Work through the data line by line, gathering every line that has the word "Number".

**** Data for processing

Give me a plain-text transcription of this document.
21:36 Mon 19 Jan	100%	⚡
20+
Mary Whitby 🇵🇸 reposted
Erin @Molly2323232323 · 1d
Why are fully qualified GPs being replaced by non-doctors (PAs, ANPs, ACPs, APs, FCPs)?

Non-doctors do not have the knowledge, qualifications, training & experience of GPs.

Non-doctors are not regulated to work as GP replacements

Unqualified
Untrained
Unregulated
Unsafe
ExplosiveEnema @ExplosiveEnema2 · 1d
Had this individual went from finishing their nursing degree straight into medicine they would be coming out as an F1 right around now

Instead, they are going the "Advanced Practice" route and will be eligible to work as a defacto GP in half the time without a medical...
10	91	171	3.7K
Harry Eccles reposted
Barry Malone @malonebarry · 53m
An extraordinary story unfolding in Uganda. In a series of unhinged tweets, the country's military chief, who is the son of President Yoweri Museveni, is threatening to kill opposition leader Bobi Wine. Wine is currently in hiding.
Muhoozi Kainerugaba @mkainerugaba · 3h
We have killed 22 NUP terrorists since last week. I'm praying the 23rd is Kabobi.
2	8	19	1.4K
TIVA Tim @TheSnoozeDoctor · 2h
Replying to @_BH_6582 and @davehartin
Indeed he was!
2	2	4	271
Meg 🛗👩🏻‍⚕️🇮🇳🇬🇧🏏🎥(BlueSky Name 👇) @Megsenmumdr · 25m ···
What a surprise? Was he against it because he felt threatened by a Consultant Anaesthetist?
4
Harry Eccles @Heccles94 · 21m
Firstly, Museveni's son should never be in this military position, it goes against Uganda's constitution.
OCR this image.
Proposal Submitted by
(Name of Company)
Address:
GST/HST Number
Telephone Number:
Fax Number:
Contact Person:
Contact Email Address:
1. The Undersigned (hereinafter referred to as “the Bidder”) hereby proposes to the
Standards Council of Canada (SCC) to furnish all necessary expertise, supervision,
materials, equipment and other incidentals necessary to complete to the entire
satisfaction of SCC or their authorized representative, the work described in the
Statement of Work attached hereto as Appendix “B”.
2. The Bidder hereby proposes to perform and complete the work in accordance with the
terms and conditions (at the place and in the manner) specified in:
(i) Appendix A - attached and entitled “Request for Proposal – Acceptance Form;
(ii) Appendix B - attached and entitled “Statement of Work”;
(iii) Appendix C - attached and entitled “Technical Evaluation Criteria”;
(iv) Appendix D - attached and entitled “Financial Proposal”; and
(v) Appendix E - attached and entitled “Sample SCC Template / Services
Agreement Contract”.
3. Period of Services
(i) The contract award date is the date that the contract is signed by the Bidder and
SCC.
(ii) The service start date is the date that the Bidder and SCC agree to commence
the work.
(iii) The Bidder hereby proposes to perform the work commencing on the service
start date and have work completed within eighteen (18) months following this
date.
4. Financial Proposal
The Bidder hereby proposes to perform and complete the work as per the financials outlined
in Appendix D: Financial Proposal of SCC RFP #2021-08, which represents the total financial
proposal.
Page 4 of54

********

__Exercise output__.
GST/HST Number
Telephone Number:
Fax Number:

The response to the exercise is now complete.